Search the listing for the string "DELLA" and copy every line that contains it.

[Start Record set]

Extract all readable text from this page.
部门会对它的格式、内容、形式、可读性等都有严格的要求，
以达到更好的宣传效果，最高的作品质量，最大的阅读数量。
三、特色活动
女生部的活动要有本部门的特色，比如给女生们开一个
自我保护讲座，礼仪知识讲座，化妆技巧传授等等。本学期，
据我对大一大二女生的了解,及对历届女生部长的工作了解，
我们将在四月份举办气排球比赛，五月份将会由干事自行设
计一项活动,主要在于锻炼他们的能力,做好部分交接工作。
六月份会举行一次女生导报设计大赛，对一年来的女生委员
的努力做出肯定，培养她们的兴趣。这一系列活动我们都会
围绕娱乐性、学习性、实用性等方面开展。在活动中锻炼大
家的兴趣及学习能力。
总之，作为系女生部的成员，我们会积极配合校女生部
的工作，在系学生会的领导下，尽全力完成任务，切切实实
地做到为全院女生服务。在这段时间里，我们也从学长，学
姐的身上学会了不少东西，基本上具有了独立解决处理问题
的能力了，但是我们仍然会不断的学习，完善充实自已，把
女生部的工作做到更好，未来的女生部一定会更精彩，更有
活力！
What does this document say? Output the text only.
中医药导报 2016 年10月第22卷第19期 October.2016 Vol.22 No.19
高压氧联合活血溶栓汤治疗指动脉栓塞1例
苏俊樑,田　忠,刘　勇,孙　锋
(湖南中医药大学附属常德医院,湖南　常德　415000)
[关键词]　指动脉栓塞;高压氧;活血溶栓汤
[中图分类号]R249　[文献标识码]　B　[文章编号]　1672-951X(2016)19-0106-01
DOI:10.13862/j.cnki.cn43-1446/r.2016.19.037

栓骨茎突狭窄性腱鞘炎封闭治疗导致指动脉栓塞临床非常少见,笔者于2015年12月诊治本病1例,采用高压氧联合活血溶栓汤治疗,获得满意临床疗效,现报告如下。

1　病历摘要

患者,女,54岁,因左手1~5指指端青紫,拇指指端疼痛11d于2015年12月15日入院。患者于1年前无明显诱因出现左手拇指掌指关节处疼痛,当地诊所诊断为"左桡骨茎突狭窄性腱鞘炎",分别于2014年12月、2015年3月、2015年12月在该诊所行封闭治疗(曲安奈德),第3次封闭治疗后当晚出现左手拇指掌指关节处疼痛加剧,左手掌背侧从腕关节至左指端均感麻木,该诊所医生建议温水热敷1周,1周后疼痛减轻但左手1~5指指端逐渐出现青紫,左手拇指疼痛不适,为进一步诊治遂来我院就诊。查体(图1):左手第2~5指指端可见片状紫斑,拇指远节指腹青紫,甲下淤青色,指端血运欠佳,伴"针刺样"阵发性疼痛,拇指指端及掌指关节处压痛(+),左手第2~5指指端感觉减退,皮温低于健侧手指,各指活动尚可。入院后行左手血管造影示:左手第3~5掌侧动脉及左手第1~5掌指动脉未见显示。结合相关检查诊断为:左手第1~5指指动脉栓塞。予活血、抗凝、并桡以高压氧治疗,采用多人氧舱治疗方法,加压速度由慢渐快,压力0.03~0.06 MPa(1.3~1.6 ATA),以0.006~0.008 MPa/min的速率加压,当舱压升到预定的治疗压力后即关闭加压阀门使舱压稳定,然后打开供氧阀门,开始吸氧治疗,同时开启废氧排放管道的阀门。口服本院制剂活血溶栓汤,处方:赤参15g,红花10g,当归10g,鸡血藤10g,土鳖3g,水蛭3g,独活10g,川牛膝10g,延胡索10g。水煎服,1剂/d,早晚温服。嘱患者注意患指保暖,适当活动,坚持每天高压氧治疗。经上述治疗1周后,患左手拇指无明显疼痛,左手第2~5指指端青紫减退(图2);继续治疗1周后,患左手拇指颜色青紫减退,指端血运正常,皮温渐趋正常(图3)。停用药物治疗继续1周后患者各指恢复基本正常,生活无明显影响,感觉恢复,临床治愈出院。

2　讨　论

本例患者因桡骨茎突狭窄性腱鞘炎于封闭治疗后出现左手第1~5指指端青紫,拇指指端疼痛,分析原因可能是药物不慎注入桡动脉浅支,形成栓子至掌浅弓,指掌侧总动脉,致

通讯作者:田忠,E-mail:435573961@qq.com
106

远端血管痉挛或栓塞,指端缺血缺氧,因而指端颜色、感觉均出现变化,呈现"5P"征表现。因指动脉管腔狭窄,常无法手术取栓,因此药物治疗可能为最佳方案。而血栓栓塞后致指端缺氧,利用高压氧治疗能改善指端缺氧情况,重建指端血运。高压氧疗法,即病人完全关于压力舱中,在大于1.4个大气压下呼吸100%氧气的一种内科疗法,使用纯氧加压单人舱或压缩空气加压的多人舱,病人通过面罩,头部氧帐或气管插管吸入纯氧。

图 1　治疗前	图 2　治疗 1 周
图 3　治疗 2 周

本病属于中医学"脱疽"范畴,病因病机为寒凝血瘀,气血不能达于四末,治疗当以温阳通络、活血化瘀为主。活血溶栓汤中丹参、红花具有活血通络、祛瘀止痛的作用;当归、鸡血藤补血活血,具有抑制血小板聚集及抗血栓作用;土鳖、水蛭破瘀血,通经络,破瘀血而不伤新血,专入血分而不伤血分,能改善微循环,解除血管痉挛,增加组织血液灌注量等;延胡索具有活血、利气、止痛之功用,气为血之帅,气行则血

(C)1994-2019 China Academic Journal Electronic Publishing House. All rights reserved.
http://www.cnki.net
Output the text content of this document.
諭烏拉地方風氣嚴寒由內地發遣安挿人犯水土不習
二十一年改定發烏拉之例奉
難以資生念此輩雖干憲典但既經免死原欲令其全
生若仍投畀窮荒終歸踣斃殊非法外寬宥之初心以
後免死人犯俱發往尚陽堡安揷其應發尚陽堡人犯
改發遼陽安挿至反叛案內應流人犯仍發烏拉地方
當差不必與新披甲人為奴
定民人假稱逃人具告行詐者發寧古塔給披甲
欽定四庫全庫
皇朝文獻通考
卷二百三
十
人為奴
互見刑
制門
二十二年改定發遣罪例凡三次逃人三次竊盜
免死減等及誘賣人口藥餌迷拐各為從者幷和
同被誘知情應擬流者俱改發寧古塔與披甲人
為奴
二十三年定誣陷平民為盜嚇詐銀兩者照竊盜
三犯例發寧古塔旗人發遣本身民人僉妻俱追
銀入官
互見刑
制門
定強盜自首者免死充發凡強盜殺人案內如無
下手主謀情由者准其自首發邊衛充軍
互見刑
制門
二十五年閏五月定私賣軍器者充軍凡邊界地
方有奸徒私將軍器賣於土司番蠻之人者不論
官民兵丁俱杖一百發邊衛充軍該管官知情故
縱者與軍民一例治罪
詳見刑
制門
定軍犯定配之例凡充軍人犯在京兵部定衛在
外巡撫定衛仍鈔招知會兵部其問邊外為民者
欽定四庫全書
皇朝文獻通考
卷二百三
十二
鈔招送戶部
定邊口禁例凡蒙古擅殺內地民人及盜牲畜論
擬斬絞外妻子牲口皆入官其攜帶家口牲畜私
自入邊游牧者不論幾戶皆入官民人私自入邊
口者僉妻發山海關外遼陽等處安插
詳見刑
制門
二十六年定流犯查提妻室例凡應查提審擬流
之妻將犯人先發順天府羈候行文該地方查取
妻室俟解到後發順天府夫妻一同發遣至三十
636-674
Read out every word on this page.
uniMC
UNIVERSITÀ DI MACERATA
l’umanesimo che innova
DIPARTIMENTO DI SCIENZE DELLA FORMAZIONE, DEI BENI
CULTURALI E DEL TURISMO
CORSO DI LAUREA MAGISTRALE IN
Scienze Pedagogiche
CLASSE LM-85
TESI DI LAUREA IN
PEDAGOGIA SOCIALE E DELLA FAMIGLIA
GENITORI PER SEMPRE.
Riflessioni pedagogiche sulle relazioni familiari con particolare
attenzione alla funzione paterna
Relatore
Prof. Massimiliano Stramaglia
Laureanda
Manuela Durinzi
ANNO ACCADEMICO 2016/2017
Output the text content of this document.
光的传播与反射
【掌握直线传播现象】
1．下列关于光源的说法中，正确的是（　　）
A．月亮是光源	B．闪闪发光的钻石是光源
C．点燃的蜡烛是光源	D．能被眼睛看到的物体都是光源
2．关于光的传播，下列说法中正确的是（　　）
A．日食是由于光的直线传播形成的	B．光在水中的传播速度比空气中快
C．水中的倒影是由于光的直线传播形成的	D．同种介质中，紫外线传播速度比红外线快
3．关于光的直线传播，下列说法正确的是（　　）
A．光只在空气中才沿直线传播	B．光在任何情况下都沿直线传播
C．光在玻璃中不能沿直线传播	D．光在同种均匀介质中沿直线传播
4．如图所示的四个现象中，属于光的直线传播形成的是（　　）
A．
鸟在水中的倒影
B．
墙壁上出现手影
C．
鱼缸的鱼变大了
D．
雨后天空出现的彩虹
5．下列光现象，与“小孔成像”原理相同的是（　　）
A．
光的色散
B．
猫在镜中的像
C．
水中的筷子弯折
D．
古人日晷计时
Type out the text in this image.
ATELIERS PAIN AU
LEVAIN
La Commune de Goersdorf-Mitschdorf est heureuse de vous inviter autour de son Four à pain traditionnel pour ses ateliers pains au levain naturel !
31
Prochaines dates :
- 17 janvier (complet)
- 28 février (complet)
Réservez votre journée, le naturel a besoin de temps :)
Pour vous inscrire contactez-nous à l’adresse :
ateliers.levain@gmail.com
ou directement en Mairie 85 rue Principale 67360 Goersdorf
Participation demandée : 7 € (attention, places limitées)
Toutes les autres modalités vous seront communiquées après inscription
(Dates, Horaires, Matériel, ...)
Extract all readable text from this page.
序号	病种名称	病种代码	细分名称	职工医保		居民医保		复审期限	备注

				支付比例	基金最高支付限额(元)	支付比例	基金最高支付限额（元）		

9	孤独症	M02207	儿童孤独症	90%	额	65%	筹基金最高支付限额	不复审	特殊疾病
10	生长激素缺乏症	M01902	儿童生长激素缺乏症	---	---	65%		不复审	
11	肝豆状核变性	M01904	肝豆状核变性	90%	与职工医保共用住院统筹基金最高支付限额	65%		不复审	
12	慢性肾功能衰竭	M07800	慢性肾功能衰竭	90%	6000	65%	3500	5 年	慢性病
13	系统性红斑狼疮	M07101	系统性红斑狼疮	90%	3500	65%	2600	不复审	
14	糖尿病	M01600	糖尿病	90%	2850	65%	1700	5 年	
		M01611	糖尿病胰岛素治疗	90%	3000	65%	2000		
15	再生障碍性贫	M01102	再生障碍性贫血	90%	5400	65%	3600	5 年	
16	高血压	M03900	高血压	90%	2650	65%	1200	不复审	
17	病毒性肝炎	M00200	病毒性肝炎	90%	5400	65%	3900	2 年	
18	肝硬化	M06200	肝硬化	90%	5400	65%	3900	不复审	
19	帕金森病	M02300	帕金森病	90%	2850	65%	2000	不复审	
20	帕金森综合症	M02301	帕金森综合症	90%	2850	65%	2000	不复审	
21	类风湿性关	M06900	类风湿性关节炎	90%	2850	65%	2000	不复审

[End Record set]

#### Solved problem
DIPARTIMENTO DI SCIENZE DELLA FORMAZIONE, DEI BENI
PEDAGOGIA SOCIALE E DELLA FAMIGLIA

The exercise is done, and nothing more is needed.